● Objective
Tally the lines below that contain the word "감지하여", and give only that number.
Start
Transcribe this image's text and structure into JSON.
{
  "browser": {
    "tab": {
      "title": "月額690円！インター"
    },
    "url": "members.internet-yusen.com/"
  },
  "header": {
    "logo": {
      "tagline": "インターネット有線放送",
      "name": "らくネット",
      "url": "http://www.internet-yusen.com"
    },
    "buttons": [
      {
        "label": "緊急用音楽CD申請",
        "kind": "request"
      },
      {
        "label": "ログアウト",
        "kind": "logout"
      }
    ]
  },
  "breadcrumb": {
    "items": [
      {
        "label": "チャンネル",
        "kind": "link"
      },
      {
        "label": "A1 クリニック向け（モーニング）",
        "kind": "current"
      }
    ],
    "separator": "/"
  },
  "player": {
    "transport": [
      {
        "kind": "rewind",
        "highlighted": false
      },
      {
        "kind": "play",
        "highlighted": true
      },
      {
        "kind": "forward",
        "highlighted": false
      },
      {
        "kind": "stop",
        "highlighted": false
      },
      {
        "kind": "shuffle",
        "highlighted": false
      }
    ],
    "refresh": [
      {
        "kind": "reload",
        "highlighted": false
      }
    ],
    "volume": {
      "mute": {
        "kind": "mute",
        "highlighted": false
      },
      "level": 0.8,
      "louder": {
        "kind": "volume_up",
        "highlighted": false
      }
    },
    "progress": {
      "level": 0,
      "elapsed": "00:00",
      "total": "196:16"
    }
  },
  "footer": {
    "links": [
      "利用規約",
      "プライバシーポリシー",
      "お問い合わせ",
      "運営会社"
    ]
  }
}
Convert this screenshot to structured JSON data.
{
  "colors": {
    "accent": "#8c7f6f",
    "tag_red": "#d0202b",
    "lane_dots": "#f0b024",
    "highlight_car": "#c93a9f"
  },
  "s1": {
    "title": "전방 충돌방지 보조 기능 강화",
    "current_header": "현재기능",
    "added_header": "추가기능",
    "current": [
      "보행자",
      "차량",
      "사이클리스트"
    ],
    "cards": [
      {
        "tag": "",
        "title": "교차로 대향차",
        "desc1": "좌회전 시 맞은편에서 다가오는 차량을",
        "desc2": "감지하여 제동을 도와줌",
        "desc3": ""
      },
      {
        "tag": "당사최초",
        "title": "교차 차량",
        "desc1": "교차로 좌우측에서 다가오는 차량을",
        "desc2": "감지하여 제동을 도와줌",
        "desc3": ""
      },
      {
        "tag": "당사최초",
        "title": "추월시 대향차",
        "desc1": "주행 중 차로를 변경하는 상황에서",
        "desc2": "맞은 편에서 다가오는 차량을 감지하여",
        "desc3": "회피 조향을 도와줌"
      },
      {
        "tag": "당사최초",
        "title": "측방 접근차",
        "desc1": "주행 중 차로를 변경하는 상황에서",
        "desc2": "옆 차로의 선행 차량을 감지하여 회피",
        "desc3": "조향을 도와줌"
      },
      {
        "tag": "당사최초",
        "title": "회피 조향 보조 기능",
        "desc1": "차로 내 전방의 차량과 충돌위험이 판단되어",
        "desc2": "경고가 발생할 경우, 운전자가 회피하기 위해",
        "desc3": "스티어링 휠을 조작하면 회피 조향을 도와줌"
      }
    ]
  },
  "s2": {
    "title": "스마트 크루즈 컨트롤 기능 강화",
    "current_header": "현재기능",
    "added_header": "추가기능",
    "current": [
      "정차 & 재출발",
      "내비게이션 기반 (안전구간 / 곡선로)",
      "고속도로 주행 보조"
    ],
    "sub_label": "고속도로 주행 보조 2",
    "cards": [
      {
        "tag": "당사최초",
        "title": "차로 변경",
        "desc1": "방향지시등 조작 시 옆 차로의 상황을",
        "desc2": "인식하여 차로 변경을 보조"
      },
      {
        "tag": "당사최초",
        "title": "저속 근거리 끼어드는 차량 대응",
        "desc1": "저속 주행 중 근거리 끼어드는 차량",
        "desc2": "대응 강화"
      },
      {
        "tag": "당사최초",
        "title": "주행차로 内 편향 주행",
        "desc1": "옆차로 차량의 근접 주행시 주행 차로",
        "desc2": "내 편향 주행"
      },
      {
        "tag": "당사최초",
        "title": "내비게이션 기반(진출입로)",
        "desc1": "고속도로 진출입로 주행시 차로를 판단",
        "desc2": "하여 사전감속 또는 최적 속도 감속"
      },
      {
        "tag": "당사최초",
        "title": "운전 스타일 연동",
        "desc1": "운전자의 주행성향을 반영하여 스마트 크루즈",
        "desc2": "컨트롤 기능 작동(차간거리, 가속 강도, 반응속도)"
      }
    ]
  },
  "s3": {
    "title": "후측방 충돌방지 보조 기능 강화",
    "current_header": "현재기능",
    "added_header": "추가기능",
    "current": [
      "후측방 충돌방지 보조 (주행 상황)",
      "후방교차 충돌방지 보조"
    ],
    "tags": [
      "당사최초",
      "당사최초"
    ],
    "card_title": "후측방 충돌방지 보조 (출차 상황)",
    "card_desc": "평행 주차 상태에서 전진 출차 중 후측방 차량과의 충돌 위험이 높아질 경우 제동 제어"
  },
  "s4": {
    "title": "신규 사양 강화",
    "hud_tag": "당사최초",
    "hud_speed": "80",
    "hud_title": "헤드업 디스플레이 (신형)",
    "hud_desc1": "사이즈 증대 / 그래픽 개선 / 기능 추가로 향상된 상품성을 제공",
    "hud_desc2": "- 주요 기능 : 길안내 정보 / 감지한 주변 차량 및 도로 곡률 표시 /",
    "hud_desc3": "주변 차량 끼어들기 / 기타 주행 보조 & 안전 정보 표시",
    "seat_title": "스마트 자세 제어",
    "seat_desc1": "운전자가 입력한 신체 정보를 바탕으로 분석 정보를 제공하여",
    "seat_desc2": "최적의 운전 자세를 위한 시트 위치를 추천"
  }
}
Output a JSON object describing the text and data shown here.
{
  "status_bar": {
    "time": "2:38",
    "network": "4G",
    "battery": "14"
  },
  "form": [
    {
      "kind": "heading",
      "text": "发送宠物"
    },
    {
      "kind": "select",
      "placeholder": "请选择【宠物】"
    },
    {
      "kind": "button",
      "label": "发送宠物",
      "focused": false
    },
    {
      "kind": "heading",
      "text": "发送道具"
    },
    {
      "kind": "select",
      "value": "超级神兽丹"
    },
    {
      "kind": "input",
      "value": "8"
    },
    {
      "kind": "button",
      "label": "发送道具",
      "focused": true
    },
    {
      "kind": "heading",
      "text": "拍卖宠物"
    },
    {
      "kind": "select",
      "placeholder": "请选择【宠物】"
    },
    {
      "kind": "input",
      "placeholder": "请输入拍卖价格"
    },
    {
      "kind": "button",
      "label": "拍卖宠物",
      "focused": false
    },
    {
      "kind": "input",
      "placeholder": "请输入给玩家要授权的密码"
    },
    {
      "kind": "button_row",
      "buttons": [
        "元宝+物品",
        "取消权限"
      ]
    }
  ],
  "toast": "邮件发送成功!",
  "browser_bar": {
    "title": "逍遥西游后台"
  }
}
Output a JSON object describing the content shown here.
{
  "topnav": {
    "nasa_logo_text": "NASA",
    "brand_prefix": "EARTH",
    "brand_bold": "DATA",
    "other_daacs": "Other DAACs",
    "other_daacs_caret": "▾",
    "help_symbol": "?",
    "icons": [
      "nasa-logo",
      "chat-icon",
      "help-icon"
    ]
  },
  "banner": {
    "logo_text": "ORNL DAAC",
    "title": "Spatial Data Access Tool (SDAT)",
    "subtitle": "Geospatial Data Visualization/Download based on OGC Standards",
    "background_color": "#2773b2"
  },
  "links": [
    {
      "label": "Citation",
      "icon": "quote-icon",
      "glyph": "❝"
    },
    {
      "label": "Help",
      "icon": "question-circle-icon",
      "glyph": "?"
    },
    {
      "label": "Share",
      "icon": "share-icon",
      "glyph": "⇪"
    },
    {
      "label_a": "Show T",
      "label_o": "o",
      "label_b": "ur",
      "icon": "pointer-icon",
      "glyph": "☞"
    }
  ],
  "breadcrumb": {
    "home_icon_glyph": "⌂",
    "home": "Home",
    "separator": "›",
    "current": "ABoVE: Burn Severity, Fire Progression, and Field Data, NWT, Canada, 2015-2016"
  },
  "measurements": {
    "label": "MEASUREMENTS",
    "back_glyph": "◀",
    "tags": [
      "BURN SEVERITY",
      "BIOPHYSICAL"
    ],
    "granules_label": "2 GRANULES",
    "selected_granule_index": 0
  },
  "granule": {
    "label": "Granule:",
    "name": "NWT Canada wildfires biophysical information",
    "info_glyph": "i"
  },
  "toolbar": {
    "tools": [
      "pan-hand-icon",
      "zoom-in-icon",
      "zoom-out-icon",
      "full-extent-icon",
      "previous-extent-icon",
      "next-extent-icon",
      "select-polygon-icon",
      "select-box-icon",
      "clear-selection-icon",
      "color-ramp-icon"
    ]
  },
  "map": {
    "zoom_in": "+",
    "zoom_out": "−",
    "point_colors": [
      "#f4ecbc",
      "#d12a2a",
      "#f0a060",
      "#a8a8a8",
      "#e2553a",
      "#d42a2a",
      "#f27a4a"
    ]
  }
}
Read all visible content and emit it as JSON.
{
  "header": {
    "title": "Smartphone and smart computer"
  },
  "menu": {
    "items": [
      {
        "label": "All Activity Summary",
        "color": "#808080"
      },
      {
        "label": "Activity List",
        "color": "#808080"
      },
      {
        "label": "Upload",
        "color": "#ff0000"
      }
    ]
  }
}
End
● Written reply
4